Given task> Where a line holds "FreilaufendeOnlineFuzzies", copy it.

Exercise data>
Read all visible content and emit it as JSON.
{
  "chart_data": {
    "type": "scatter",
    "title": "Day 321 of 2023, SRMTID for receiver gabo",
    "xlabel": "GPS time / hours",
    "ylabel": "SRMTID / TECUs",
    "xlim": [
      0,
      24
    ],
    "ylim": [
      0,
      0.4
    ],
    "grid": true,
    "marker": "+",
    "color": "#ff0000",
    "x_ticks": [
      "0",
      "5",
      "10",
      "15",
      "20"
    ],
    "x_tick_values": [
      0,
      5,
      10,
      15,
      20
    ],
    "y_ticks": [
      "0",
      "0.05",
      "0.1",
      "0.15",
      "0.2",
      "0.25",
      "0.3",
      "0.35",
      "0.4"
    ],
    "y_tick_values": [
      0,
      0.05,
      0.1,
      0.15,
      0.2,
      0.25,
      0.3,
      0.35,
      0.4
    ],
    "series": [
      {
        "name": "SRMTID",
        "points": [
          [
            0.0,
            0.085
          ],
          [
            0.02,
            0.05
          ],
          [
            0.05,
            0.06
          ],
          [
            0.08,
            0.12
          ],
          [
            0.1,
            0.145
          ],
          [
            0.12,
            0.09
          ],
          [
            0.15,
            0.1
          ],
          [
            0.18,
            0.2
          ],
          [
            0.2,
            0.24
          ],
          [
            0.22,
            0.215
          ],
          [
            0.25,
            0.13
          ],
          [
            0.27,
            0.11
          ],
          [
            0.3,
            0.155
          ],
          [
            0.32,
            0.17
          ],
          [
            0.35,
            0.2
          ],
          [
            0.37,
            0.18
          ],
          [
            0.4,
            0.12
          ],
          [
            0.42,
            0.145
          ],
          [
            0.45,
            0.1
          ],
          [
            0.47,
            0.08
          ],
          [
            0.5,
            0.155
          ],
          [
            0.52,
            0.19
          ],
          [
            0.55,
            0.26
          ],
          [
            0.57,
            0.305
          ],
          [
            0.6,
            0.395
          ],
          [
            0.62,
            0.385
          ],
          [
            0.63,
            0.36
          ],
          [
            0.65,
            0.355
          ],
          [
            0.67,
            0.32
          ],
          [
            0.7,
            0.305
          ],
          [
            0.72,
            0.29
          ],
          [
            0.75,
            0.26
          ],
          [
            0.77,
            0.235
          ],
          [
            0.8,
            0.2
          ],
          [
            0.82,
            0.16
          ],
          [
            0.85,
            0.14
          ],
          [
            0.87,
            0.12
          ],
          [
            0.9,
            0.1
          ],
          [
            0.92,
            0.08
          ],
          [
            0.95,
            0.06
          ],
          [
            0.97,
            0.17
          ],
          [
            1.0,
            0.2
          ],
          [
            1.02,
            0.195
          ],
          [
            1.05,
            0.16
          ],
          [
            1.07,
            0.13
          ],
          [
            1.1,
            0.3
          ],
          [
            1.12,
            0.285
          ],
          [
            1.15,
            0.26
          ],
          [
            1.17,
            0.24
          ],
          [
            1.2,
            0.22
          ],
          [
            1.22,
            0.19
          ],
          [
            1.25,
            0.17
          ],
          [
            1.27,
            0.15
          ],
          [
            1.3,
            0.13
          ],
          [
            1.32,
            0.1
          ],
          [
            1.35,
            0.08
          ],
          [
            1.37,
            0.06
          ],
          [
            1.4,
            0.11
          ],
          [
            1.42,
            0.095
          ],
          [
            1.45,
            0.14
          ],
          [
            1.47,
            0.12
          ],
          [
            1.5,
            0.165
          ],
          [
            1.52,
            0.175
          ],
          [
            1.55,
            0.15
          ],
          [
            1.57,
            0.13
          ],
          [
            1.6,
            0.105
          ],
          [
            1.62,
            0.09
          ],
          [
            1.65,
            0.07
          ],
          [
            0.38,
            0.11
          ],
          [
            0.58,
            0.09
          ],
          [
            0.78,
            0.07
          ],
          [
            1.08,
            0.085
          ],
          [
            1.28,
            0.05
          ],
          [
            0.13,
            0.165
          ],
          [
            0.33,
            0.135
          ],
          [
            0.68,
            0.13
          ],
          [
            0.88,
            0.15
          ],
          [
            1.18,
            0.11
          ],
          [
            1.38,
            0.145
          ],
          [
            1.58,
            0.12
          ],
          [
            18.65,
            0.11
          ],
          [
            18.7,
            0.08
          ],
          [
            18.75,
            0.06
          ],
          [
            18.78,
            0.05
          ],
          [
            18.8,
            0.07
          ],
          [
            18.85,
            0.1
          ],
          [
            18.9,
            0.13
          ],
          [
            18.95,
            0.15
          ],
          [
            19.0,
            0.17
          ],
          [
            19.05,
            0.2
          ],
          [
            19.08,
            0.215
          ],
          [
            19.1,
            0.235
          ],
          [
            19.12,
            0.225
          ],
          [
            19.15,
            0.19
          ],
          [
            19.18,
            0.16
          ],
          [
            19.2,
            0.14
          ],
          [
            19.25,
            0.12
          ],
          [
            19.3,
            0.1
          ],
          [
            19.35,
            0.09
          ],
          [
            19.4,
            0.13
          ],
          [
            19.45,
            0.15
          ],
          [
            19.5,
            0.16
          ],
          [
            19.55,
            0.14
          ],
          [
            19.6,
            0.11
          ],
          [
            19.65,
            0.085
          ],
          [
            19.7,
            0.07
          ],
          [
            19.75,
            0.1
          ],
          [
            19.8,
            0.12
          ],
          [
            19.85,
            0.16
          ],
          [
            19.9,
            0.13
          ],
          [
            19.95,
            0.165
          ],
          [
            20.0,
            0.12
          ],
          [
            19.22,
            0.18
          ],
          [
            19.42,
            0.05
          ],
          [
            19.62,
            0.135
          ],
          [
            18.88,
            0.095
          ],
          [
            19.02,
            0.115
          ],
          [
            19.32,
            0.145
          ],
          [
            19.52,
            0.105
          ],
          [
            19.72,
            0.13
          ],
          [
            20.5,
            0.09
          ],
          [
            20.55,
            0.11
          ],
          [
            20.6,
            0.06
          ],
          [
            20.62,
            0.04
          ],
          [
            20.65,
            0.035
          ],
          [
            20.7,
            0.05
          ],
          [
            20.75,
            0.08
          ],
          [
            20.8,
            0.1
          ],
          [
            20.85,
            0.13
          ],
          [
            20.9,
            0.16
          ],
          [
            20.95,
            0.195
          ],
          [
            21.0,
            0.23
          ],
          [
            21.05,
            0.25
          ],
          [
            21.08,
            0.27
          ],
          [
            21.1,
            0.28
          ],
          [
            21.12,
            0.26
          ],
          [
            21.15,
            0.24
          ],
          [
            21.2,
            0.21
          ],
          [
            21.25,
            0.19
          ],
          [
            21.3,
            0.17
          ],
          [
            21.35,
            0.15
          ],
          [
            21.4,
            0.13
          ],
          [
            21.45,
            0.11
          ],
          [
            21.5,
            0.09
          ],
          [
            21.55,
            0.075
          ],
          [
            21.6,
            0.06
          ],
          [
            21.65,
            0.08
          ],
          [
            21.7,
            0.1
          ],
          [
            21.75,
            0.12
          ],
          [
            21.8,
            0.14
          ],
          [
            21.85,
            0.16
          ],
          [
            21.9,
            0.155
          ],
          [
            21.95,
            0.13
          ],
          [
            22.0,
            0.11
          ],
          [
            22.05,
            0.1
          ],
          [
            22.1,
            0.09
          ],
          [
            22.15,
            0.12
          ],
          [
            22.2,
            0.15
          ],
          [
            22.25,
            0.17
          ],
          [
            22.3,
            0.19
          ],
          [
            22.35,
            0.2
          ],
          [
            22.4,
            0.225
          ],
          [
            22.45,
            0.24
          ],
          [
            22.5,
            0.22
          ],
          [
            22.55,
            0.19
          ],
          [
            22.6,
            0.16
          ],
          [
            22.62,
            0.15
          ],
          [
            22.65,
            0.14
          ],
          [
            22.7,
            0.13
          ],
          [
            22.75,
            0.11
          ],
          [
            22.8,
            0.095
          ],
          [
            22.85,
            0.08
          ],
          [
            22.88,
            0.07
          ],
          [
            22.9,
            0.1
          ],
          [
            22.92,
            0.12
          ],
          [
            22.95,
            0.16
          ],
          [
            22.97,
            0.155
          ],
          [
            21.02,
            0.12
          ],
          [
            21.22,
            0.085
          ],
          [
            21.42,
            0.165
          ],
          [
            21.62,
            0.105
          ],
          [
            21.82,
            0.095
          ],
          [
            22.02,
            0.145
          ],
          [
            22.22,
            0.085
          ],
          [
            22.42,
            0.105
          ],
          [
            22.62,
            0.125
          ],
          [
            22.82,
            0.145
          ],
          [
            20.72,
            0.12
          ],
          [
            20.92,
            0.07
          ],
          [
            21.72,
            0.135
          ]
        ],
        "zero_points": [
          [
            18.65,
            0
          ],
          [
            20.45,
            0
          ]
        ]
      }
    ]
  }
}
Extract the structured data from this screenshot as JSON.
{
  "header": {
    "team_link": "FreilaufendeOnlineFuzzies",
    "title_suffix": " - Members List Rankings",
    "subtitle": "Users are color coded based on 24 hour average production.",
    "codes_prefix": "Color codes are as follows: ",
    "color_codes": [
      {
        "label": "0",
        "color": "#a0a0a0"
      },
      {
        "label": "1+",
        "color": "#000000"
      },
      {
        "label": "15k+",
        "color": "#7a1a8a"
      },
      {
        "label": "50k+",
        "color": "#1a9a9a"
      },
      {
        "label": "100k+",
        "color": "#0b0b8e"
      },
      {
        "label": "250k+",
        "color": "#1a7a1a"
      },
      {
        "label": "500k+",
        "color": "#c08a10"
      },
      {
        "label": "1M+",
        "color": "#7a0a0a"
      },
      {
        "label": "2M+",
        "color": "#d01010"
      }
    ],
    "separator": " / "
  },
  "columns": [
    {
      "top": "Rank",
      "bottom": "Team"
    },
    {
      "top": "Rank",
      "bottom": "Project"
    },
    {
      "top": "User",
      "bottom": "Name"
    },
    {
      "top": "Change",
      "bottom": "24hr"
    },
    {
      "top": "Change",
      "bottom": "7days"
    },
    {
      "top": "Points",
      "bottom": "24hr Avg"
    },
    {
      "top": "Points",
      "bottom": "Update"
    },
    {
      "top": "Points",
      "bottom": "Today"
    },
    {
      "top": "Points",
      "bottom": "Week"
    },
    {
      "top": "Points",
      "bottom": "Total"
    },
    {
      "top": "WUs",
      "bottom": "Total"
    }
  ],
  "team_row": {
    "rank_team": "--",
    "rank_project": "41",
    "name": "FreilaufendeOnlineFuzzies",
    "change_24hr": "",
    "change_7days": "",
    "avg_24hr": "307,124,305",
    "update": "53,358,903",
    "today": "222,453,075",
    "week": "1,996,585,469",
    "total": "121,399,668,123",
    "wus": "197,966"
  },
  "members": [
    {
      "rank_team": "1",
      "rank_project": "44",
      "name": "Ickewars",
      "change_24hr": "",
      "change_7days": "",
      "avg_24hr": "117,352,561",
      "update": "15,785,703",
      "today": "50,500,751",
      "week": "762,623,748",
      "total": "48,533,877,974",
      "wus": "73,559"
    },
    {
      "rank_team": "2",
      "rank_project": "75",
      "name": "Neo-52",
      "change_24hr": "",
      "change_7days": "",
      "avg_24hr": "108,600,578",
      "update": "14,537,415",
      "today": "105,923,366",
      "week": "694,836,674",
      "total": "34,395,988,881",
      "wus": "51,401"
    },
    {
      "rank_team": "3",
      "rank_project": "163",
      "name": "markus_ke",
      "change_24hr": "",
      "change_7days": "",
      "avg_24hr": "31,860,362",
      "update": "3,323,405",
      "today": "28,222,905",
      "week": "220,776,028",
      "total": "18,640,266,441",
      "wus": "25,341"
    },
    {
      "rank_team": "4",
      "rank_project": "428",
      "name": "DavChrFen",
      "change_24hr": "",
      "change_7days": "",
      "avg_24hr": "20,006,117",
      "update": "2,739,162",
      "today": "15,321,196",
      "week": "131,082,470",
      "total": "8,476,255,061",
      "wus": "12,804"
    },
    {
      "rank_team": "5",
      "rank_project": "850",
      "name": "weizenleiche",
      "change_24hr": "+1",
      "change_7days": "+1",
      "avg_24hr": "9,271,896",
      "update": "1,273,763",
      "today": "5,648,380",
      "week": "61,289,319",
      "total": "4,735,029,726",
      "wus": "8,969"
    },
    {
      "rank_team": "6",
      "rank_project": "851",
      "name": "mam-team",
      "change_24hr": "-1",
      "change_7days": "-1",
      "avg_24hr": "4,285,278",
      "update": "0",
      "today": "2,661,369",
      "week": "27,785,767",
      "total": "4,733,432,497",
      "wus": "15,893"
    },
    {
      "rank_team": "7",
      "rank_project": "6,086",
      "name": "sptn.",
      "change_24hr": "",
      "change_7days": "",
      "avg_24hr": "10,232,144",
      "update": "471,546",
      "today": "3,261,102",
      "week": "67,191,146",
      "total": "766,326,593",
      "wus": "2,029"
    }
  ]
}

Expected answer>
    "team_link": "FreilaufendeOnlineFuzzies",
    "name": "FreilaufendeOnlineFuzzies",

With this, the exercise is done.